> **TASK TO COMPLETE**
Pictures in the records should not be copied, but every other part must be repeated exactly.

** start of DATA FOR THE TASK **

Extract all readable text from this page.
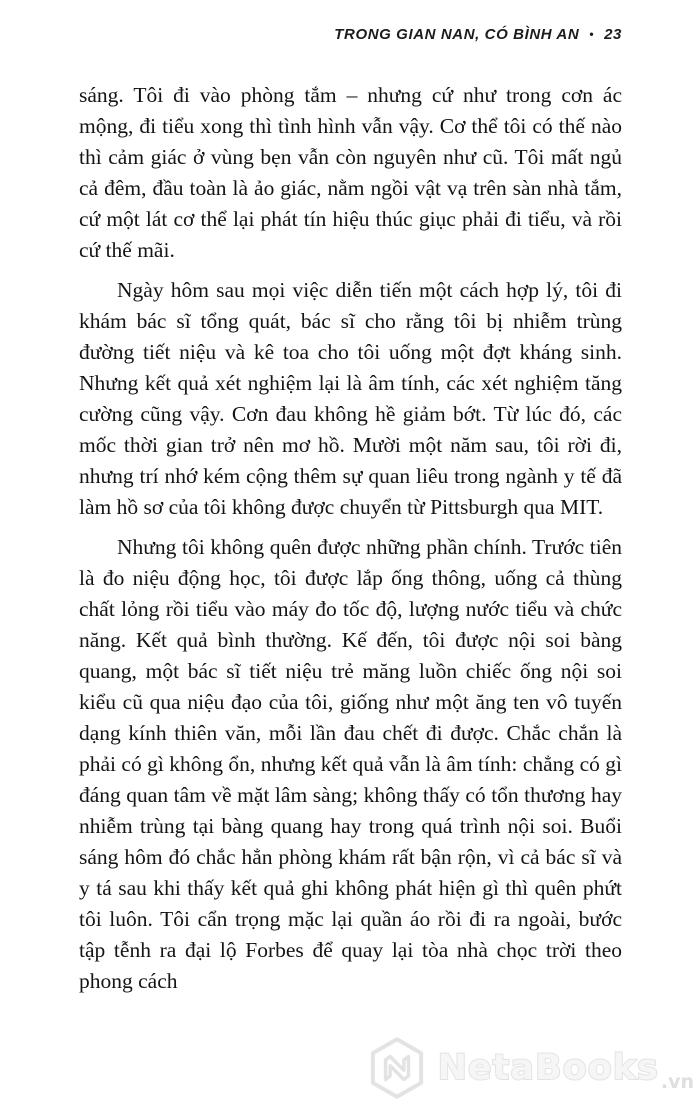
TRONG GIAN NAN, CÓ BÌNH AN • 23

sáng. Tôi đi vào phòng tắm – nhưng cứ như trong cơn ác mộng, đi tiểu xong thì tình hình vẫn vậy. Cơ thể tôi có thế nào thì cảm giác ở vùng bẹn vẫn còn nguyên như cũ. Tôi mất ngủ cả đêm, đầu toàn là ảo giác, nằm ngồi vật vạ trên sàn nhà tắm, cứ một lát cơ thể lại phát tín hiệu thúc giục phải đi tiểu, và rồi cứ thế mãi.

Ngày hôm sau mọi việc diễn tiến một cách hợp lý, tôi đi khám bác sĩ tổng quát, bác sĩ cho rằng tôi bị nhiễm trùng đường tiết niệu và kê toa cho tôi uống một đợt kháng sinh. Nhưng kết quả xét nghiệm lại là âm tính, các xét nghiệm tăng cường cũng vậy. Cơn đau không hề giảm bớt. Từ lúc đó, các mốc thời gian trở nên mơ hồ. Mười một năm sau, tôi rời đi, nhưng trí nhớ kém cộng thêm sự quan liêu trong ngành y tế đã làm hồ sơ của tôi không được chuyển từ Pittsburgh qua MIT.

Nhưng tôi không quên được những phần chính. Trước tiên là đo niệu động học, tôi được lắp ống thông, uống cả thùng chất lỏng rồi tiểu vào máy đo tốc độ, lượng nước tiểu và chức năng. Kết quả bình thường. Kế đến, tôi được nội soi bàng quang, một bác sĩ tiết niệu trẻ măng luồn chiếc ống nội soi kiểu cũ qua niệu đạo của tôi, giống như một ăng ten vô tuyến dạng kính thiên văn, mỗi lần đau chết đi được. Chắc chắn là phải có gì không ổn, nhưng kết quả vẫn là âm tính: chẳng có gì đáng quan tâm về mặt lâm sàng; không thấy có tổn thương hay nhiễm trùng tại bàng quang hay trong quá trình nội soi. Buổi sáng hôm đó chắc hẳn phòng khám rất bận rộn, vì cả bác sĩ và y tá sau khi thấy kết quả ghi không phát hiện gì thì quên phứt tôi luôn. Tôi cẩn trọng mặc lại quần áo rồi đi ra ngoài, bước tập tễnh ra đại lộ Forbes để quay lại tòa nhà chọc trời theo phong cách

NetaBooks .vn
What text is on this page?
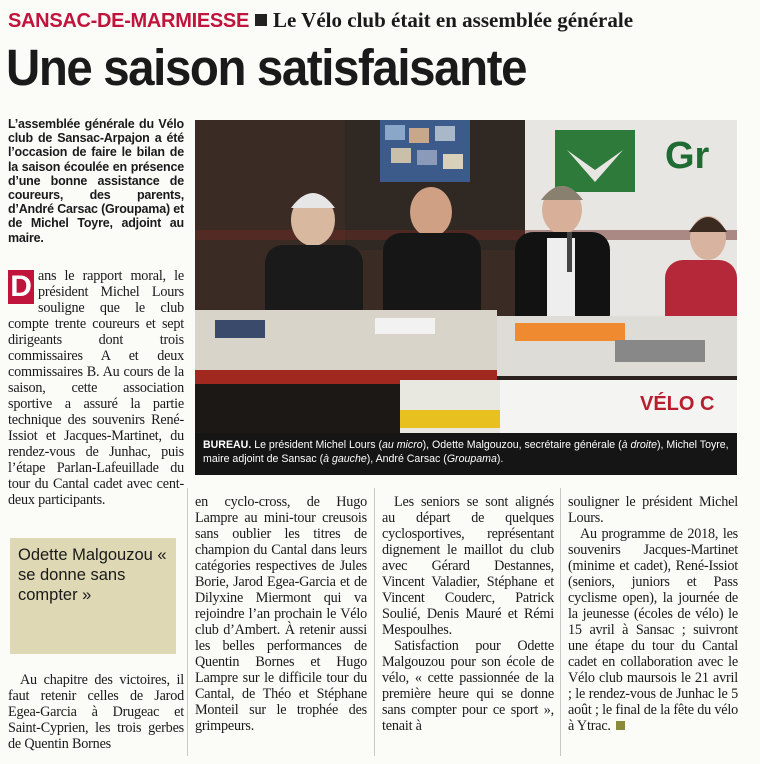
SANSAC-DE-MARMIESSE Le Vélo club était en assemblée générale
Une saison satisfaisante
L’assemblée générale du Vélo club de Sansac-Arpajon a été l’occasion de faire le bilan de la saison écoulée en présence d’une bonne assistance de coureurs, des parents, d’André Carsac (Groupama) et de Michel Toyre, adjoint au maire.

D ans le rapport moral, le président Michel Lours souligne que le club compte trente coureurs et sept dirigeants dont trois commissaires A et deux commissaires B. Au cours de la saison, cette association sportive a assuré la partie technique des souvenirs René-Issiot et Jacques-Martinet, du rendez-vous de Junhac, puis l’étape Parlan-Lafeuillade du tour du Cantal cadet avec cent-deux participants.

Odette Malgouzou « se donne sans compter »

Au chapitre des victoires, il faut retenir celles de Jarod Egea-Garcia à Drugeac et Saint-Cyprien, les trois gerbes de Quentin Bornes

Gr
VÉLO C
BUREAU. Le président Michel Lours (au micro), Odette Malgouzou, secrétaire générale (à droite), Michel Toyre, maire adjoint de Sansac (à gauche), André Carsac (Groupama).

en cyclo-cross, de Hugo Lampre au mini-tour creusois sans oublier les titres de champion du Cantal dans leurs catégories respectives de Jules Borie, Jarod Egea-Garcia et de Dilyxine Miermont qui va rejoindre l’an prochain le Vélo club d’Ambert. À retenir aussi les belles performances de Quentin Bornes et Hugo Lampre sur le difficile tour du Cantal, de Théo et Stéphane Monteil sur le trophée des grimpeurs.

Les seniors se sont alignés au départ de quelques cyclosportives, représentant dignement le maillot du club avec Gérard Destannes, Vincent Valadier, Stéphane et Vincent Couderc, Patrick Soulié, Denis Mauré et Rémi Mespoulhes.

Satisfaction pour Odette Malgouzou pour son école de vélo, « cette passionnée de la première heure qui se donne sans compter pour ce sport », tenait à

souligner le président Michel Lours.

Au programme de 2018, les souvenirs Jacques-Martinet (minime et cadet), René-Issiot (seniors, juniors et Pass cyclisme open), la journée de la jeunesse (écoles de vélo) le 15 avril à Sansac ; suivront une étape du tour du Cantal cadet en collaboration avec le Vélo club maursois le 21 avril ; le rendez-vous de Junhac le 5 août ; le final de la fête du vélo à Ytrac.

** end of DATA FOR THE TASK **

> **TASK ANSWER**
Extract all readable text from this page.
TRONG GIAN NAN, CÓ BÌNH AN • 23

sáng. Tôi đi vào phòng tắm – nhưng cứ như trong cơn ác mộng, đi tiểu xong thì tình hình vẫn vậy. Cơ thể tôi có thế nào thì cảm giác ở vùng bẹn vẫn còn nguyên như cũ. Tôi mất ngủ cả đêm, đầu toàn là ảo giác, nằm ngồi vật vạ trên sàn nhà tắm, cứ một lát cơ thể lại phát tín hiệu thúc giục phải đi tiểu, và rồi cứ thế mãi.

Ngày hôm sau mọi việc diễn tiến một cách hợp lý, tôi đi khám bác sĩ tổng quát, bác sĩ cho rằng tôi bị nhiễm trùng đường tiết niệu và kê toa cho tôi uống một đợt kháng sinh. Nhưng kết quả xét nghiệm lại là âm tính, các xét nghiệm tăng cường cũng vậy. Cơn đau không hề giảm bớt. Từ lúc đó, các mốc thời gian trở nên mơ hồ. Mười một năm sau, tôi rời đi, nhưng trí nhớ kém cộng thêm sự quan liêu trong ngành y tế đã làm hồ sơ của tôi không được chuyển từ Pittsburgh qua MIT.

Nhưng tôi không quên được những phần chính. Trước tiên là đo niệu động học, tôi được lắp ống thông, uống cả thùng chất lỏng rồi tiểu vào máy đo tốc độ, lượng nước tiểu và chức năng. Kết quả bình thường. Kế đến, tôi được nội soi bàng quang, một bác sĩ tiết niệu trẻ măng luồn chiếc ống nội soi kiểu cũ qua niệu đạo của tôi, giống như một ăng ten vô tuyến dạng kính thiên văn, mỗi lần đau chết đi được. Chắc chắn là phải có gì không ổn, nhưng kết quả vẫn là âm tính: chẳng có gì đáng quan tâm về mặt lâm sàng; không thấy có tổn thương hay nhiễm trùng tại bàng quang hay trong quá trình nội soi. Buổi sáng hôm đó chắc hẳn phòng khám rất bận rộn, vì cả bác sĩ và y tá sau khi thấy kết quả ghi không phát hiện gì thì quên phứt tôi luôn. Tôi cẩn trọng mặc lại quần áo rồi đi ra ngoài, bước tập tễnh ra đại lộ Forbes để quay lại tòa nhà chọc trời theo phong cách

NetaBooks .vn
What text is on this page?
SANSAC-DE-MARMIESSE Le Vélo club était en assemblée générale
Une saison satisfaisante
L’assemblée générale du Vélo club de Sansac-Arpajon a été l’occasion de faire le bilan de la saison écoulée en présence d’une bonne assistance de coureurs, des parents, d’André Carsac (Groupama) et de Michel Toyre, adjoint au maire.

D ans le rapport moral, le président Michel Lours souligne que le club compte trente coureurs et sept dirigeants dont trois commissaires A et deux commissaires B. Au cours de la saison, cette association sportive a assuré la partie technique des souvenirs René-Issiot et Jacques-Martinet, du rendez-vous de Junhac, puis l’étape Parlan-Lafeuillade du tour du Cantal cadet avec cent-deux participants.

Odette Malgouzou « se donne sans compter »

Au chapitre des victoires, il faut retenir celles de Jarod Egea-Garcia à Drugeac et Saint-Cyprien, les trois gerbes de Quentin Bornes

Gr
VÉLO C
BUREAU. Le président Michel Lours (au micro), Odette Malgouzou, secrétaire générale (à droite), Michel Toyre, maire adjoint de Sansac (à gauche), André Carsac (Groupama).

en cyclo-cross, de Hugo Lampre au mini-tour creusois sans oublier les titres de champion du Cantal dans leurs catégories respectives de Jules Borie, Jarod Egea-Garcia et de Dilyxine Miermont qui va rejoindre l’an prochain le Vélo club d’Ambert. À retenir aussi les belles performances de Quentin Bornes et Hugo Lampre sur le difficile tour du Cantal, de Théo et Stéphane Monteil sur le trophée des grimpeurs.

Les seniors se sont alignés au départ de quelques cyclosportives, représentant dignement le maillot du club avec Gérard Destannes, Vincent Valadier, Stéphane et Vincent Couderc, Patrick Soulié, Denis Mauré et Rémi Mespoulhes.

Satisfaction pour Odette Malgouzou pour son école de vélo, « cette passionnée de la première heure qui se donne sans compter pour ce sport », tenait à

souligner le président Michel Lours.

Au programme de 2018, les souvenirs Jacques-Martinet (minime et cadet), René-Issiot (seniors, juniors et Pass cyclisme open), la journée de la jeunesse (écoles de vélo) le 15 avril à Sansac ; suivront une étape du tour du Cantal cadet en collaboration avec le Vélo club maursois le 21 avril ; le rendez-vous de Junhac le 5 août ; le final de la fête du vélo à Ytrac.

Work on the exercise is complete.